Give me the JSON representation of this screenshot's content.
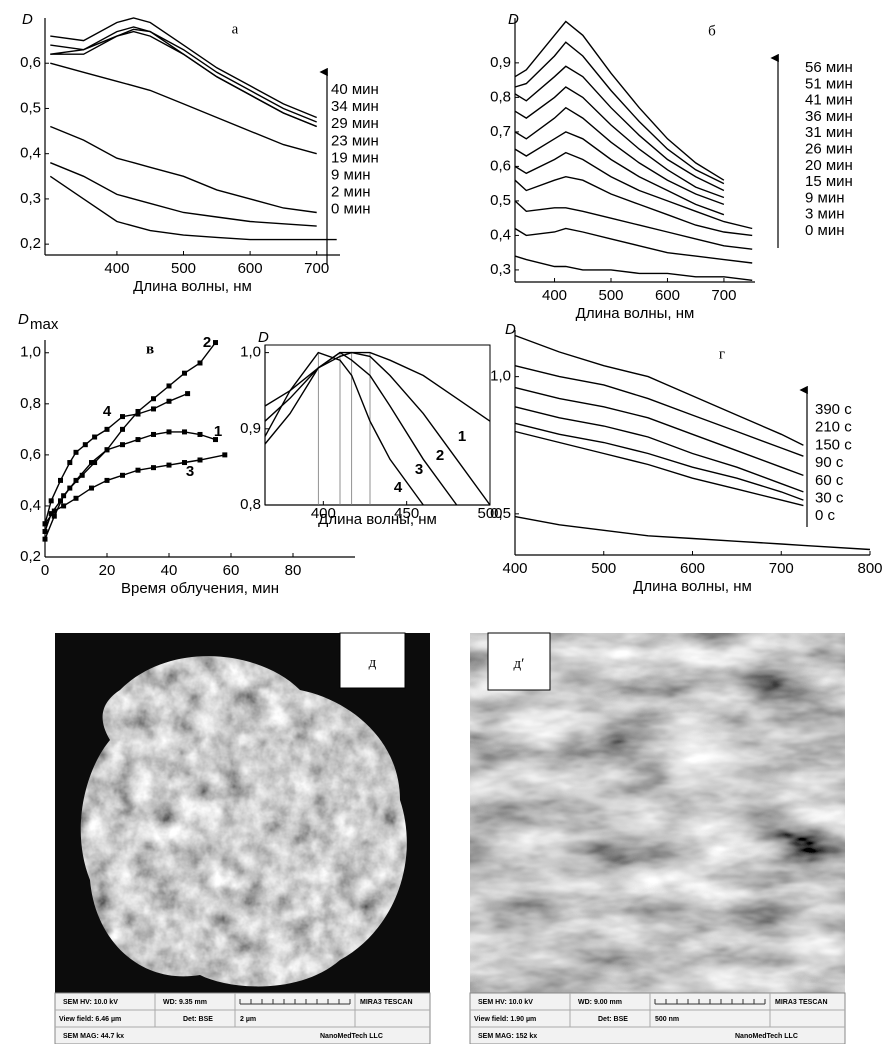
{
  "chart_data": [
    {
      "type": "line",
      "title": "а",
      "y_label": "D",
      "x_label": "Длина волны, нм",
      "color": "#000000",
      "x": [
        300,
        350,
        400,
        425,
        450,
        500,
        550,
        600,
        650,
        700,
        730
      ],
      "series": [
        {
          "name": "0 мин",
          "values": [
            0.35,
            0.3,
            0.25,
            0.24,
            0.23,
            0.22,
            0.215,
            0.21,
            0.21,
            0.21,
            0.21
          ]
        },
        {
          "name": "2 мин",
          "values": [
            0.38,
            0.35,
            0.31,
            0.3,
            0.29,
            0.27,
            0.26,
            0.25,
            0.245,
            0.24,
            null
          ]
        },
        {
          "name": "9 мин",
          "values": [
            0.46,
            0.43,
            0.39,
            0.38,
            0.37,
            0.35,
            0.32,
            0.3,
            0.28,
            0.27,
            null
          ]
        },
        {
          "name": "19 мин",
          "values": [
            0.6,
            0.58,
            0.56,
            0.55,
            0.54,
            0.51,
            0.48,
            0.45,
            0.42,
            0.4,
            null
          ]
        },
        {
          "name": "23 мин",
          "values": [
            0.62,
            0.63,
            0.66,
            0.67,
            0.66,
            0.62,
            0.57,
            0.53,
            0.49,
            0.46,
            null
          ]
        },
        {
          "name": "29 мин",
          "values": [
            0.62,
            0.62,
            0.66,
            0.675,
            0.67,
            0.62,
            0.57,
            0.53,
            0.49,
            0.46,
            null
          ]
        },
        {
          "name": "34 мин",
          "values": [
            0.64,
            0.63,
            0.67,
            0.68,
            0.67,
            0.63,
            0.58,
            0.54,
            0.5,
            0.47,
            null
          ]
        },
        {
          "name": "40 мин",
          "values": [
            0.66,
            0.65,
            0.69,
            0.7,
            0.69,
            0.64,
            0.59,
            0.55,
            0.51,
            0.48,
            null
          ]
        }
      ],
      "xlim": [
        292,
        735
      ],
      "ylim": [
        0.176,
        0.7
      ],
      "xticks": [
        400,
        500,
        600,
        700
      ],
      "yticks": [
        {
          "value": 0.2,
          "label": "0,2"
        },
        {
          "value": 0.3,
          "label": "0,3"
        },
        {
          "value": 0.4,
          "label": "0,4"
        },
        {
          "value": 0.5,
          "label": "0,5"
        },
        {
          "value": 0.6,
          "label": "0,6"
        }
      ]
    },
    {
      "type": "line",
      "title": "б",
      "y_label": "D",
      "x_label": "Длина волны, нм",
      "color": "#000000",
      "x": [
        330,
        350,
        400,
        420,
        450,
        500,
        550,
        600,
        650,
        700,
        750
      ],
      "series": [
        {
          "name": "0 мин",
          "values": [
            0.34,
            0.33,
            0.31,
            0.31,
            0.3,
            0.3,
            0.29,
            0.29,
            0.28,
            0.28,
            0.27
          ]
        },
        {
          "name": "3 мин",
          "values": [
            0.42,
            0.4,
            0.41,
            0.42,
            0.41,
            0.39,
            0.37,
            0.35,
            0.34,
            0.33,
            0.32
          ]
        },
        {
          "name": "9 мин",
          "values": [
            0.5,
            0.47,
            0.48,
            0.48,
            0.47,
            0.45,
            0.43,
            0.41,
            0.39,
            0.37,
            0.36
          ]
        },
        {
          "name": "15 мин",
          "values": [
            0.56,
            0.53,
            0.56,
            0.57,
            0.56,
            0.52,
            0.49,
            0.46,
            0.43,
            0.41,
            0.4
          ]
        },
        {
          "name": "20 мин",
          "values": [
            0.6,
            0.58,
            0.62,
            0.64,
            0.62,
            0.57,
            0.53,
            0.5,
            0.47,
            0.44,
            0.42
          ]
        },
        {
          "name": "26 мин",
          "values": [
            0.65,
            0.63,
            0.68,
            0.7,
            0.68,
            0.62,
            0.57,
            0.53,
            0.49,
            0.46,
            null
          ]
        },
        {
          "name": "31 мин",
          "values": [
            0.7,
            0.68,
            0.74,
            0.77,
            0.74,
            0.67,
            0.61,
            0.56,
            0.52,
            0.49,
            null
          ]
        },
        {
          "name": "36 мин",
          "values": [
            0.76,
            0.74,
            0.8,
            0.83,
            0.8,
            0.72,
            0.65,
            0.59,
            0.54,
            0.51,
            null
          ]
        },
        {
          "name": "41 мин",
          "values": [
            0.81,
            0.79,
            0.86,
            0.89,
            0.86,
            0.77,
            0.69,
            0.62,
            0.57,
            0.53,
            null
          ]
        },
        {
          "name": "51 мин",
          "values": [
            0.83,
            0.84,
            0.92,
            0.96,
            0.92,
            0.82,
            0.73,
            0.65,
            0.59,
            0.55,
            null
          ]
        },
        {
          "name": "56 мин",
          "values": [
            0.86,
            0.88,
            0.98,
            1.02,
            0.98,
            0.87,
            0.77,
            0.68,
            0.61,
            0.56,
            null
          ]
        }
      ],
      "xlim": [
        330,
        755
      ],
      "ylim": [
        0.265,
        1.03
      ],
      "xticks": [
        400,
        500,
        600,
        700
      ],
      "yticks": [
        {
          "value": 0.3,
          "label": "0,3"
        },
        {
          "value": 0.4,
          "label": "0,4"
        },
        {
          "value": 0.5,
          "label": "0,5"
        },
        {
          "value": 0.6,
          "label": "0,6"
        },
        {
          "value": 0.7,
          "label": "0,7"
        },
        {
          "value": 0.8,
          "label": "0,8"
        },
        {
          "value": 0.9,
          "label": "0,9"
        }
      ]
    },
    {
      "type": "line",
      "title": "в",
      "y_label": "D",
      "y_label_sub": "max",
      "x_label": "Время облучения, мин",
      "color": "#000000",
      "marker": "square",
      "series": [
        {
          "name": "1",
          "x": [
            0,
            2,
            5,
            8,
            12,
            16,
            20,
            25,
            30,
            35,
            40,
            45,
            50,
            55
          ],
          "values": [
            0.3,
            0.37,
            0.42,
            0.47,
            0.52,
            0.57,
            0.62,
            0.64,
            0.66,
            0.68,
            0.69,
            0.69,
            0.68,
            0.66
          ]
        },
        {
          "name": "2",
          "x": [
            0,
            3,
            6,
            10,
            15,
            20,
            25,
            30,
            35,
            40,
            45,
            50,
            55
          ],
          "values": [
            0.27,
            0.36,
            0.44,
            0.5,
            0.57,
            0.62,
            0.7,
            0.77,
            0.82,
            0.87,
            0.92,
            0.96,
            1.04
          ]
        },
        {
          "name": "3",
          "x": [
            0,
            3,
            6,
            10,
            15,
            20,
            25,
            30,
            35,
            40,
            45,
            50,
            58
          ],
          "values": [
            0.33,
            0.38,
            0.4,
            0.43,
            0.47,
            0.5,
            0.52,
            0.54,
            0.55,
            0.56,
            0.57,
            0.58,
            0.6
          ]
        },
        {
          "name": "4",
          "x": [
            0,
            2,
            5,
            8,
            10,
            13,
            16,
            20,
            25,
            30,
            35,
            40,
            46
          ],
          "values": [
            0.33,
            0.42,
            0.5,
            0.57,
            0.61,
            0.64,
            0.67,
            0.7,
            0.75,
            0.76,
            0.78,
            0.81,
            0.84
          ]
        }
      ],
      "xlim": [
        0,
        100
      ],
      "ylim": [
        0.2,
        1.05
      ],
      "xticks": [
        0,
        20,
        40,
        60,
        80
      ],
      "yticks": [
        {
          "value": 0.2,
          "label": "0,2"
        },
        {
          "value": 0.4,
          "label": "0,4"
        },
        {
          "value": 0.6,
          "label": "0,6"
        },
        {
          "value": 0.8,
          "label": "0,8"
        },
        {
          "value": 1.0,
          "label": "1,0"
        }
      ],
      "inset": {
        "type": "line",
        "y_label": "D",
        "x_label": "Длина волны, нм",
        "color": "#000000",
        "x": [
          365,
          380,
          397,
          410,
          417,
          428,
          440,
          460,
          480,
          500
        ],
        "series": [
          {
            "name": "1",
            "values": [
              0.93,
              0.95,
              0.98,
              0.995,
              1.0,
              1.0,
              0.99,
              0.97,
              0.94,
              0.91
            ]
          },
          {
            "name": "2",
            "values": [
              0.91,
              0.94,
              0.98,
              1.0,
              1.0,
              0.995,
              0.97,
              0.92,
              0.86,
              0.8
            ]
          },
          {
            "name": "3",
            "values": [
              0.88,
              0.92,
              0.98,
              1.0,
              0.99,
              0.97,
              0.93,
              0.86,
              0.8,
              null
            ]
          },
          {
            "name": "4",
            "values": [
              0.89,
              0.95,
              1.0,
              0.99,
              0.97,
              0.91,
              0.86,
              0.8,
              null,
              null
            ]
          }
        ],
        "vlines": [
          397,
          410,
          417,
          428
        ],
        "xlim": [
          365,
          500
        ],
        "ylim": [
          0.8,
          1.01
        ],
        "xticks": [
          400,
          450,
          500
        ],
        "yticks": [
          {
            "value": 0.8,
            "label": "0,8"
          },
          {
            "value": 0.9,
            "label": "0,9"
          },
          {
            "value": 1.0,
            "label": "1,0"
          }
        ]
      }
    },
    {
      "type": "line",
      "title": "г",
      "y_label": "D",
      "x_label": "Длина волны, нм",
      "color": "#000000",
      "x": [
        400,
        450,
        500,
        550,
        600,
        650,
        700,
        725,
        800
      ],
      "series": [
        {
          "name": "0 с",
          "values": [
            0.49,
            0.46,
            0.44,
            0.42,
            0.41,
            0.4,
            0.39,
            0.385,
            0.37
          ]
        },
        {
          "name": "30 с",
          "values": [
            0.8,
            0.76,
            0.72,
            0.68,
            0.63,
            0.59,
            0.55,
            0.53,
            null
          ]
        },
        {
          "name": "60 с",
          "values": [
            0.83,
            0.79,
            0.76,
            0.72,
            0.67,
            0.63,
            0.58,
            0.55,
            null
          ]
        },
        {
          "name": "90 с",
          "values": [
            0.89,
            0.85,
            0.82,
            0.78,
            0.72,
            0.67,
            0.61,
            0.58,
            null
          ]
        },
        {
          "name": "150 с",
          "values": [
            0.96,
            0.92,
            0.89,
            0.85,
            0.79,
            0.73,
            0.67,
            0.64,
            null
          ]
        },
        {
          "name": "210 с",
          "values": [
            1.04,
            1.0,
            0.97,
            0.92,
            0.86,
            0.8,
            0.74,
            0.71,
            null
          ]
        },
        {
          "name": "390 с",
          "values": [
            1.15,
            1.09,
            1.04,
            1.0,
            0.93,
            0.86,
            0.79,
            0.75,
            null
          ]
        }
      ],
      "xlim": [
        400,
        800
      ],
      "ylim": [
        0.35,
        1.17
      ],
      "xticks": [
        400,
        500,
        600,
        700,
        800
      ],
      "yticks": [
        {
          "value": 0.5,
          "label": "0,5"
        },
        {
          "value": 1.0,
          "label": "1,0"
        }
      ]
    }
  ],
  "images": [
    {
      "label": "д",
      "info": {
        "hv": "SEM HV: 10.0 kV",
        "wd": "WD: 9.35 mm",
        "brand": "MIRA3 TESCAN",
        "field": "View field: 6.46 µm",
        "det": "Det: BSE",
        "scale": "2 µm",
        "mag": "SEM MAG: 44.7 kx",
        "lab": "NanoMedTech LLC"
      }
    },
    {
      "label": "д′",
      "info": {
        "hv": "SEM HV: 10.0 kV",
        "wd": "WD: 9.00 mm",
        "brand": "MIRA3 TESCAN",
        "field": "View field: 1.90 µm",
        "det": "Det: BSE",
        "scale": "500 nm",
        "mag": "SEM MAG: 152 kx",
        "lab": "NanoMedTech LLC"
      }
    }
  ]
}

***

Problem requirements:
Go through the listing above and locate each line that holds the word "field". Copy those lines.

Answer to this exercise:
        "field": "View field: 6.46 µm",
        "field": "View field: 1.90 µm",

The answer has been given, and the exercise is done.